*The exercise*. Transcribe every entry word for word. Skip the pictures.

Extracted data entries

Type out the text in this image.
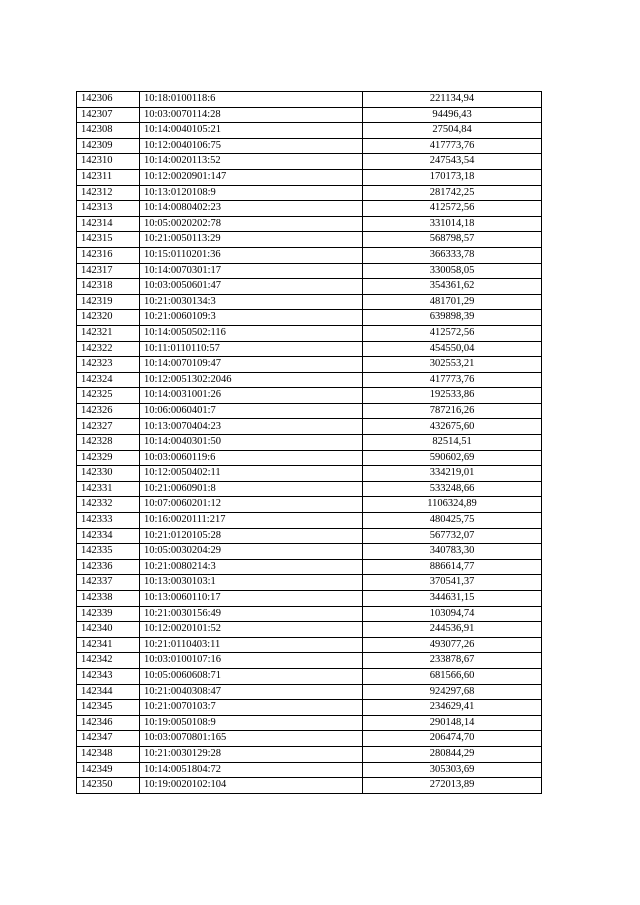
142306	10:18:0100118:6	221134,94
142307	10:03:0070114:28	94496,43
142308	10:14:0040105:21	27504,84
142309	10:12:0040106:75	417773,76
142310	10:14:0020113:52	247543,54
142311	10:12:0020901:147	170173,18
142312	10:13:0120108:9	281742,25
142313	10:14:0080402:23	412572,56
142314	10:05:0020202:78	331014,18
142315	10:21:0050113:29	568798,57
142316	10:15:0110201:36	366333,78
142317	10:14:0070301:17	330058,05
142318	10:03:0050601:47	354361,62
142319	10:21:0030134:3	481701,29
142320	10:21:0060109:3	639898,39
142321	10:14:0050502:116	412572,56
142322	10:11:0110110:57	454550,04
142323	10:14:0070109:47	302553,21
142324	10:12:0051302:2046	417773,76
142325	10:14:0031001:26	192533,86
142326	10:06:0060401:7	787216,26
142327	10:13:0070404:23	432675,60
142328	10:14:0040301:50	82514,51
142329	10:03:0060119:6	590602,69
142330	10:12:0050402:11	334219,01
142331	10:21:0060901:8	533248,66
142332	10:07:0060201:12	1106324,89
142333	10:16:0020111:217	480425,75
142334	10:21:0120105:28	567732,07
142335	10:05:0030204:29	340783,30
142336	10:21:0080214:3	886614,77
142337	10:13:0030103:1	370541,37
142338	10:13:0060110:17	344631,15
142339	10:21:0030156:49	103094,74
142340	10:12:0020101:52	244536,91
142341	10:21:0110403:11	493077,26
142342	10:03:0100107:16	233878,67
142343	10:05:0060608:71	681566,60
142344	10:21:0040308:47	924297,68
142345	10:21:0070103:7	234629,41
142346	10:19:0050108:9	290148,14
142347	10:03:0070801:165	206474,70
142348	10:21:0030129:28	280844,29
142349	10:14:0051804:72	305303,69
142350	10:19:0020102:104	272013,89
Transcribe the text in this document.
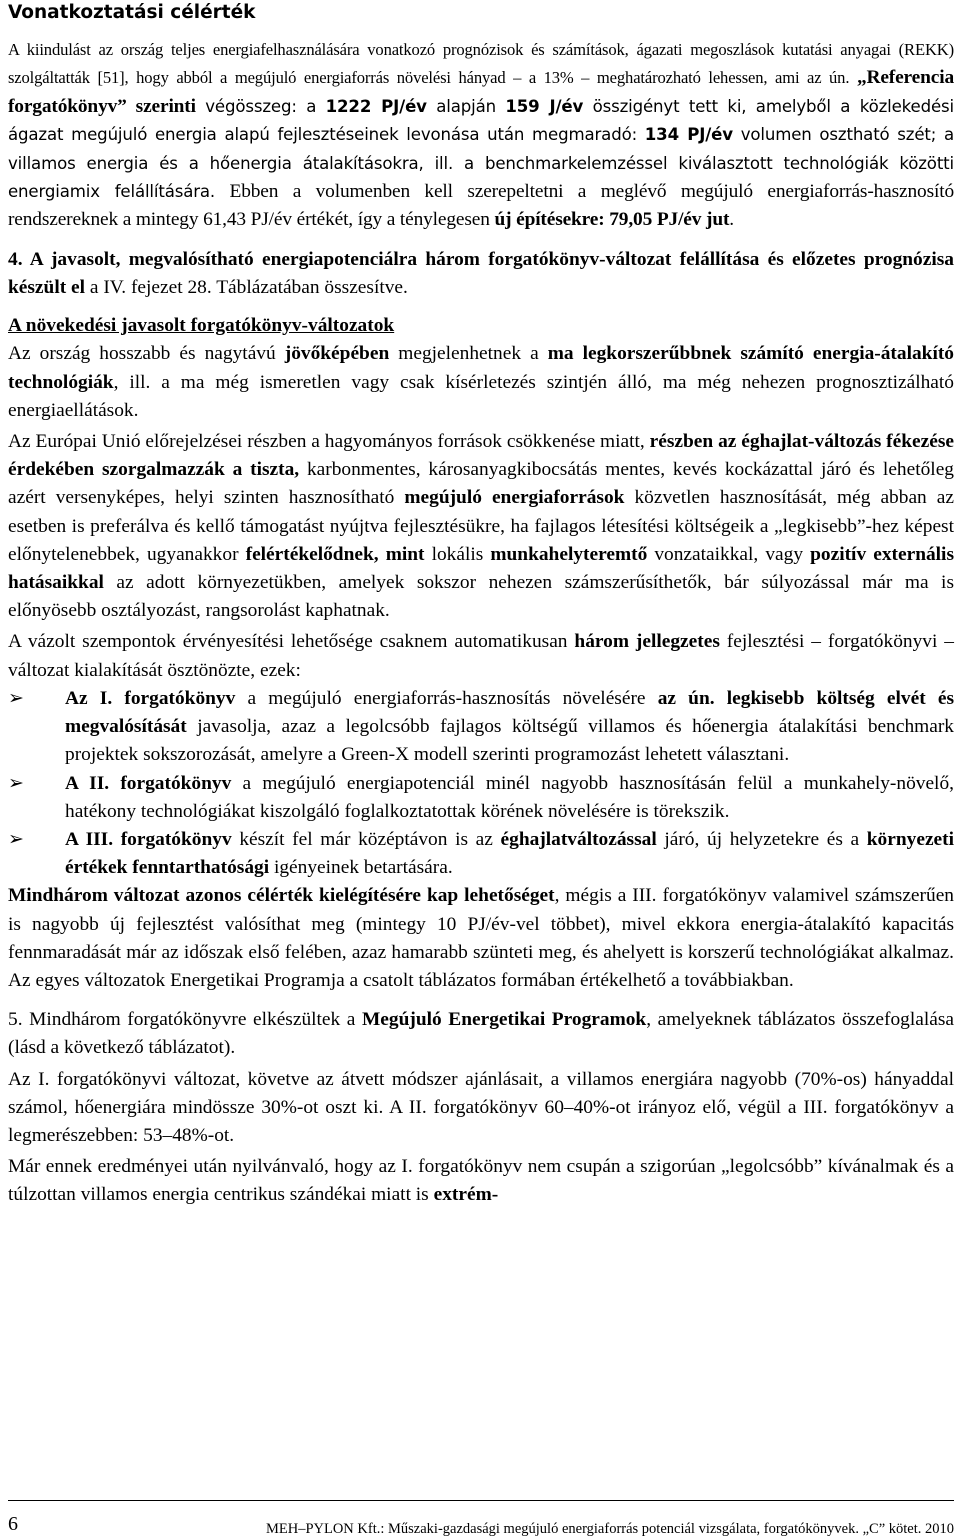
Vonatkoztatási célérték

A kiindulást az ország teljes energiafelhasználására vonatkozó prognózisok és számítások, ágazati megoszlások kutatási anyagai (REKK) szolgáltatták [51], hogy abból a megújuló energiaforrás növelési hányad – a 13% – meghatározható lehessen, ami az ún. „Referencia forgatókönyv” szerinti végösszeg: a 1222 PJ/év alapján 159 J/év összigényt tett ki, amelyből a közlekedési ágazat megújuló energia alapú fejlesztéseinek levonása után megmaradó: 134 PJ/év volumen osztható szét; a villamos energia és a hőenergia átalakításokra, ill. a benchmarkelemzéssel kiválasztott technológiák közötti energiamix felállítására. Ebben a volumenben kell szerepeltetni a meglévő megújuló energiaforrás-hasznosító rendszereknek a mintegy 61,43 PJ/év értékét, így a ténylegesen új építésekre: 79,05 PJ/év jut.

4. A javasolt, megvalósítható energiapotenciálra három forgatókönyv-változat felállítása és előzetes prognózisa készült el a IV. fejezet 28. Táblázatában összesítve.

A növekedési javasolt forgatókönyv-változatok

Az ország hosszabb és nagytávú jövőképében megjelenhetnek a ma legkorszerűbbnek számító energia-átalakító technológiák, ill. a ma még ismeretlen vagy csak kísérletezés szintjén álló, ma még nehezen prognosztizálható energiaellátások.

Az Európai Unió előrejelzései részben a hagyományos források csökkenése miatt, részben az éghajlat-változás fékezése érdekében szorgalmazzák a tiszta, karbonmentes, károsanyagkibocsátás mentes, kevés kockázattal járó és lehetőleg azért versenyképes, helyi szinten hasznosítható megújuló energiaforrások közvetlen hasznosítását, még abban az esetben is preferálva és kellő támogatást nyújtva fejlesztésükre, ha fajlagos létesítési költségeik a „legkisebb”-hez képest előnytelenebbek, ugyanakkor felértékelődnek, mint lokális munkahelyteremtő vonzataikkal, vagy pozitív externális hatásaikkal az adott környezetükben, amelyek sokszor nehezen számszerűsíthetők, bár súlyozással már ma is előnyösebb osztályozást, rangsorolást kaphatnak.

A vázolt szempontok érvényesítési lehetősége csaknem automatikusan három jellegzetes fejlesztési – forgatókönyvi – változat kialakítását ösztönözte, ezek:

➢ Az I. forgatókönyv a megújuló energiaforrás-hasznosítás növelésére az ún. legkisebb költség elvét és megvalósítását javasolja, azaz a legolcsóbb fajlagos költségű villamos és hőenergia átalakítási benchmark projektek sokszorozását, amelyre a Green-X modell szerinti programozást lehetett választani.
➢ A II. forgatókönyv a megújuló energiapotenciál minél nagyobb hasznosításán felül a munkahely-növelő, hatékony technológiákat kiszolgáló foglalkoztatottak körének növelésére is törekszik.
➢ A III. forgatókönyv készít fel már középtávon is az éghajlatváltozással járó, új helyzetekre és a környezeti értékek fenntarthatósági igényeinek betartására.

Mindhárom változat azonos célérték kielégítésére kap lehetőséget, mégis a III. forgatókönyv valamivel számszerűen is nagyobb új fejlesztést valósíthat meg (mintegy 10 PJ/év-vel többet), mivel ekkora energia-átalakító kapacitás fennmaradását már az időszak első felében, azaz hamarabb szünteti meg, és ahelyett is korszerű technológiákat alkalmaz. Az egyes változatok Energetikai Programja a csatolt táblázatos formában értékelhető a továbbiakban.

5. Mindhárom forgatókönyvre elkészültek a Megújuló Energetikai Programok, amelyeknek táblázatos összefoglalása (lásd a következő táblázatot).

Az I. forgatókönyvi változat, követve az átvett módszer ajánlásait, a villamos energiára nagyobb (70%-os) hányaddal számol, hőenergiára mindössze 30%-ot oszt ki. A II. forgatókönyv 60–40%-ot irányoz elő, végül a III. forgatókönyv a legmerészebben: 53–48%-ot.

Már ennek eredményei után nyilvánvaló, hogy az I. forgatókönyv nem csupán a szigorúan „legolcsóbb” kívánalmak és a túlzottan villamos energia centrikus szándékai miatt is extrém-

6	MEH–PYLON Kft.: Műszaki-gazdasági megújuló energiaforrás potenciál vizsgálata, forgatókönyvek. „C” kötet. 2010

*Answer to the problem*.
Type out the text in this image.
142306	10:18:0100118:6	221134,94
142307	10:03:0070114:28	94496,43
142308	10:14:0040105:21	27504,84
142309	10:12:0040106:75	417773,76
142310	10:14:0020113:52	247543,54
142311	10:12:0020901:147	170173,18
142312	10:13:0120108:9	281742,25
142313	10:14:0080402:23	412572,56
142314	10:05:0020202:78	331014,18
142315	10:21:0050113:29	568798,57
142316	10:15:0110201:36	366333,78
142317	10:14:0070301:17	330058,05
142318	10:03:0050601:47	354361,62
142319	10:21:0030134:3	481701,29
142320	10:21:0060109:3	639898,39
142321	10:14:0050502:116	412572,56
142322	10:11:0110110:57	454550,04
142323	10:14:0070109:47	302553,21
142324	10:12:0051302:2046	417773,76
142325	10:14:0031001:26	192533,86
142326	10:06:0060401:7	787216,26
142327	10:13:0070404:23	432675,60
142328	10:14:0040301:50	82514,51
142329	10:03:0060119:6	590602,69
142330	10:12:0050402:11	334219,01
142331	10:21:0060901:8	533248,66
142332	10:07:0060201:12	1106324,89
142333	10:16:0020111:217	480425,75
142334	10:21:0120105:28	567732,07
142335	10:05:0030204:29	340783,30
142336	10:21:0080214:3	886614,77
142337	10:13:0030103:1	370541,37
142338	10:13:0060110:17	344631,15
142339	10:21:0030156:49	103094,74
142340	10:12:0020101:52	244536,91
142341	10:21:0110403:11	493077,26
142342	10:03:0100107:16	233878,67
142343	10:05:0060608:71	681566,60
142344	10:21:0040308:47	924297,68
142345	10:21:0070103:7	234629,41
142346	10:19:0050108:9	290148,14
142347	10:03:0070801:165	206474,70
142348	10:21:0030129:28	280844,29
142349	10:14:0051804:72	305303,69
142350	10:19:0020102:104	272013,89
Transcribe the text in this document.
Vonatkoztatási célérték

A kiindulást az ország teljes energiafelhasználására vonatkozó prognózisok és számítások, ágazati megoszlások kutatási anyagai (REKK) szolgáltatták [51], hogy abból a megújuló energiaforrás növelési hányad – a 13% – meghatározható lehessen, ami az ún. „Referencia forgatókönyv” szerinti végösszeg: a 1222 PJ/év alapján 159 J/év összigényt tett ki, amelyből a közlekedési ágazat megújuló energia alapú fejlesztéseinek levonása után megmaradó: 134 PJ/év volumen osztható szét; a villamos energia és a hőenergia átalakításokra, ill. a benchmarkelemzéssel kiválasztott technológiák közötti energiamix felállítására. Ebben a volumenben kell szerepeltetni a meglévő megújuló energiaforrás-hasznosító rendszereknek a mintegy 61,43 PJ/év értékét, így a ténylegesen új építésekre: 79,05 PJ/év jut.

4. A javasolt, megvalósítható energiapotenciálra három forgatókönyv-változat felállítása és előzetes prognózisa készült el a IV. fejezet 28. Táblázatában összesítve.

A növekedési javasolt forgatókönyv-változatok

Az ország hosszabb és nagytávú jövőképében megjelenhetnek a ma legkorszerűbbnek számító energia-átalakító technológiák, ill. a ma még ismeretlen vagy csak kísérletezés szintjén álló, ma még nehezen prognosztizálható energiaellátások.

Az Európai Unió előrejelzései részben a hagyományos források csökkenése miatt, részben az éghajlat-változás fékezése érdekében szorgalmazzák a tiszta, karbonmentes, károsanyagkibocsátás mentes, kevés kockázattal járó és lehetőleg azért versenyképes, helyi szinten hasznosítható megújuló energiaforrások közvetlen hasznosítását, még abban az esetben is preferálva és kellő támogatást nyújtva fejlesztésükre, ha fajlagos létesítési költségeik a „legkisebb”-hez képest előnytelenebbek, ugyanakkor felértékelődnek, mint lokális munkahelyteremtő vonzataikkal, vagy pozitív externális hatásaikkal az adott környezetükben, amelyek sokszor nehezen számszerűsíthetők, bár súlyozással már ma is előnyösebb osztályozást, rangsorolást kaphatnak.

A vázolt szempontok érvényesítési lehetősége csaknem automatikusan három jellegzetes fejlesztési – forgatókönyvi – változat kialakítását ösztönözte, ezek:

➢ Az I. forgatókönyv a megújuló energiaforrás-hasznosítás növelésére az ún. legkisebb költség elvét és megvalósítását javasolja, azaz a legolcsóbb fajlagos költségű villamos és hőenergia átalakítási benchmark projektek sokszorozását, amelyre a Green-X modell szerinti programozást lehetett választani.
➢ A II. forgatókönyv a megújuló energiapotenciál minél nagyobb hasznosításán felül a munkahely-növelő, hatékony technológiákat kiszolgáló foglalkoztatottak körének növelésére is törekszik.
➢ A III. forgatókönyv készít fel már középtávon is az éghajlatváltozással járó, új helyzetekre és a környezeti értékek fenntarthatósági igényeinek betartására.

Mindhárom változat azonos célérték kielégítésére kap lehetőséget, mégis a III. forgatókönyv valamivel számszerűen is nagyobb új fejlesztést valósíthat meg (mintegy 10 PJ/év-vel többet), mivel ekkora energia-átalakító kapacitás fennmaradását már az időszak első felében, azaz hamarabb szünteti meg, és ahelyett is korszerű technológiákat alkalmaz. Az egyes változatok Energetikai Programja a csatolt táblázatos formában értékelhető a továbbiakban.

5. Mindhárom forgatókönyvre elkészültek a Megújuló Energetikai Programok, amelyeknek táblázatos összefoglalása (lásd a következő táblázatot).

Az I. forgatókönyvi változat, követve az átvett módszer ajánlásait, a villamos energiára nagyobb (70%-os) hányaddal számol, hőenergiára mindössze 30%-ot oszt ki. A II. forgatókönyv 60–40%-ot irányoz elő, végül a III. forgatókönyv a legmerészebben: 53–48%-ot.

Már ennek eredményei után nyilvánvaló, hogy az I. forgatókönyv nem csupán a szigorúan „legolcsóbb” kívánalmak és a túlzottan villamos energia centrikus szándékai miatt is extrém-

6	MEH–PYLON Kft.: Műszaki-gazdasági megújuló energiaforrás potenciál vizsgálata, forgatókönyvek. „C” kötet. 2010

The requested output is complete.